Provided data =>
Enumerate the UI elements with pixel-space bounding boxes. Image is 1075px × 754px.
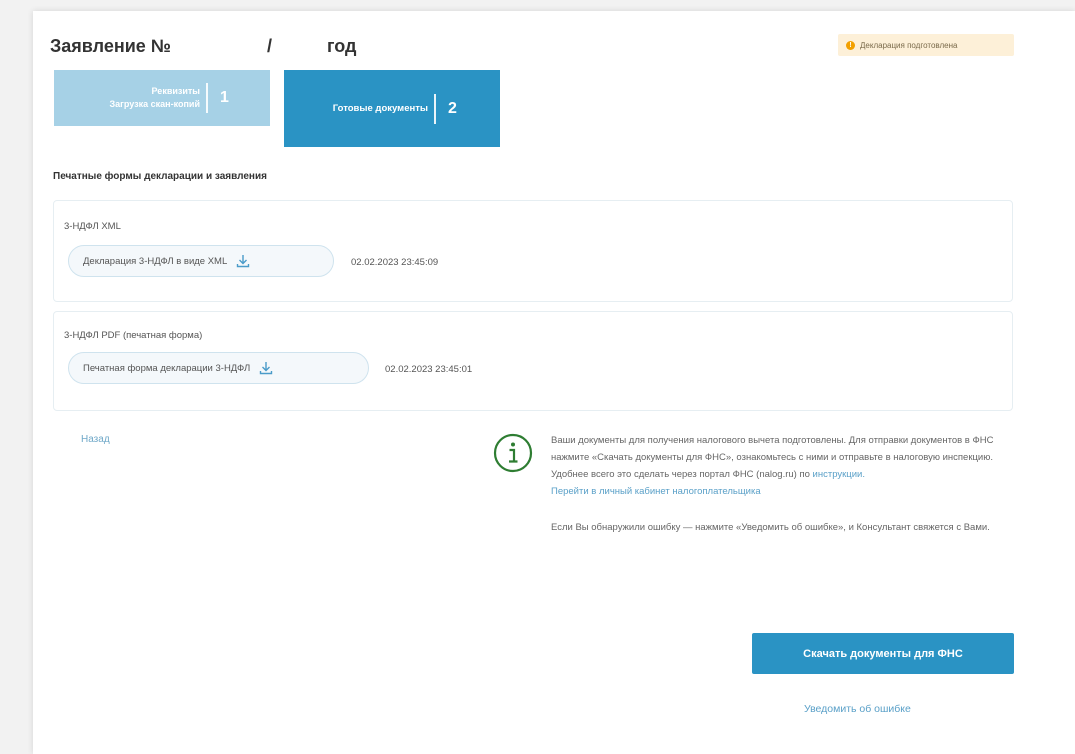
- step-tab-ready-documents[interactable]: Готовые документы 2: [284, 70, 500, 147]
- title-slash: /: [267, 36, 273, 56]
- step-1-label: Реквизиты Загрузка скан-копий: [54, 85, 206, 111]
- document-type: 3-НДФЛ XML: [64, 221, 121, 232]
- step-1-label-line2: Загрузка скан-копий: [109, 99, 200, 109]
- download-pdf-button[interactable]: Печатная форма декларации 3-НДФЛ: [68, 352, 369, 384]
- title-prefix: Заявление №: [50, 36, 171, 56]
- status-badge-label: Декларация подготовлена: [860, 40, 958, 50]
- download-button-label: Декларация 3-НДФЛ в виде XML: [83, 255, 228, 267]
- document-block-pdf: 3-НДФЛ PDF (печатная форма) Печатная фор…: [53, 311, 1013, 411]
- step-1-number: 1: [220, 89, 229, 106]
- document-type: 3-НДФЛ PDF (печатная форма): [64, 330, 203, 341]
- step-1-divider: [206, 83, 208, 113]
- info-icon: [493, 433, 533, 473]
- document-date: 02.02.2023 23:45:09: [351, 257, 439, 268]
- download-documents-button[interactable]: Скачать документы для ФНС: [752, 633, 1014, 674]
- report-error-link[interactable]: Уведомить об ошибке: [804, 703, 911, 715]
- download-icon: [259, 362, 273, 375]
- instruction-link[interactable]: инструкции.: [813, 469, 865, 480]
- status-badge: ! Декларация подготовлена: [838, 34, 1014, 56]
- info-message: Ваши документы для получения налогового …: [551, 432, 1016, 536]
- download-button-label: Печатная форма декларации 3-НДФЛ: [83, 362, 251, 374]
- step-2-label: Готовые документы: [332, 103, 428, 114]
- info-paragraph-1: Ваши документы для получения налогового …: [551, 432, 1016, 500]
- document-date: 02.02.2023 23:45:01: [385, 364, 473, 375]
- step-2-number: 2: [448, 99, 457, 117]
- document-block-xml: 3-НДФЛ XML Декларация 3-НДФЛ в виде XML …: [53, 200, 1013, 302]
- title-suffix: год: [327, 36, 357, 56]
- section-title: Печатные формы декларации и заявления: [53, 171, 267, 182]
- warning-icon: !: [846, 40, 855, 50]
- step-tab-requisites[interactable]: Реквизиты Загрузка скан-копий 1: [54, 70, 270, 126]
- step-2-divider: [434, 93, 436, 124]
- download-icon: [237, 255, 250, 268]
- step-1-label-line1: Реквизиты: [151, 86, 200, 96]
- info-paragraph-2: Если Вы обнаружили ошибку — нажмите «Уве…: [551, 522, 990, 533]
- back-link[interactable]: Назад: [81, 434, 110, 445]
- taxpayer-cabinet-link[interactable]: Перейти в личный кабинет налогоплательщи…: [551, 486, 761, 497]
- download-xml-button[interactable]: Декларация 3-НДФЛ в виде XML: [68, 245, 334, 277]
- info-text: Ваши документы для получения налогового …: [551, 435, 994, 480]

Given request => Could you return every row above verbatim, leaving out the picture?

Task response =>
Enumerate the UI elements with pixel-space bounding boxes. Image is 1075px × 754px.
- step-tab-ready-documents[interactable]: Готовые документы 2: [284, 70, 500, 147]
- title-slash: /: [267, 36, 273, 56]
- step-1-label: Реквизиты Загрузка скан-копий: [54, 85, 206, 111]
- document-type: 3-НДФЛ XML: [64, 221, 121, 232]
- step-1-label-line2: Загрузка скан-копий: [109, 99, 200, 109]
- download-pdf-button[interactable]: Печатная форма декларации 3-НДФЛ: [68, 352, 369, 384]
- title-prefix: Заявление №: [50, 36, 171, 56]
- status-badge-label: Декларация подготовлена: [860, 40, 958, 50]
- download-button-label: Декларация 3-НДФЛ в виде XML: [83, 255, 228, 267]
- document-block-pdf: 3-НДФЛ PDF (печатная форма) Печатная фор…: [53, 311, 1013, 411]
- step-1-number: 1: [220, 89, 229, 106]
- document-type: 3-НДФЛ PDF (печатная форма): [64, 330, 203, 341]
- step-1-divider: [206, 83, 208, 113]
- info-icon: [493, 433, 533, 473]
- document-date: 02.02.2023 23:45:09: [351, 257, 439, 268]
- download-documents-button[interactable]: Скачать документы для ФНС: [752, 633, 1014, 674]
- report-error-link[interactable]: Уведомить об ошибке: [804, 703, 911, 715]
- download-icon: [259, 362, 273, 375]
- instruction-link[interactable]: инструкции.: [813, 469, 865, 480]
- status-badge: ! Декларация подготовлена: [838, 34, 1014, 56]
- info-message: Ваши документы для получения налогового …: [551, 432, 1016, 536]
- download-button-label: Печатная форма декларации 3-НДФЛ: [83, 362, 251, 374]
- step-2-label: Готовые документы: [332, 103, 428, 114]
- info-paragraph-1: Ваши документы для получения налогового …: [551, 432, 1016, 500]
- document-date: 02.02.2023 23:45:01: [385, 364, 473, 375]
- step-2-number: 2: [448, 99, 457, 117]
- document-block-xml: 3-НДФЛ XML Декларация 3-НДФЛ в виде XML …: [53, 200, 1013, 302]
- title-suffix: год: [327, 36, 357, 56]
- section-title: Печатные формы декларации и заявления: [53, 171, 267, 182]
- warning-icon: !: [846, 40, 855, 50]
- step-tab-requisites[interactable]: Реквизиты Загрузка скан-копий 1: [54, 70, 270, 126]
- step-2-divider: [434, 93, 436, 124]
- download-icon: [237, 255, 250, 268]
- step-1-label-line1: Реквизиты: [151, 86, 200, 96]
- info-paragraph-2: Если Вы обнаружили ошибку — нажмите «Уве…: [551, 522, 990, 533]
- back-link[interactable]: Назад: [81, 434, 110, 445]
- taxpayer-cabinet-link[interactable]: Перейти в личный кабинет налогоплательщи…: [551, 486, 761, 497]
- download-xml-button[interactable]: Декларация 3-НДФЛ в виде XML: [68, 245, 334, 277]
- info-text: Ваши документы для получения налогового …: [551, 435, 994, 480]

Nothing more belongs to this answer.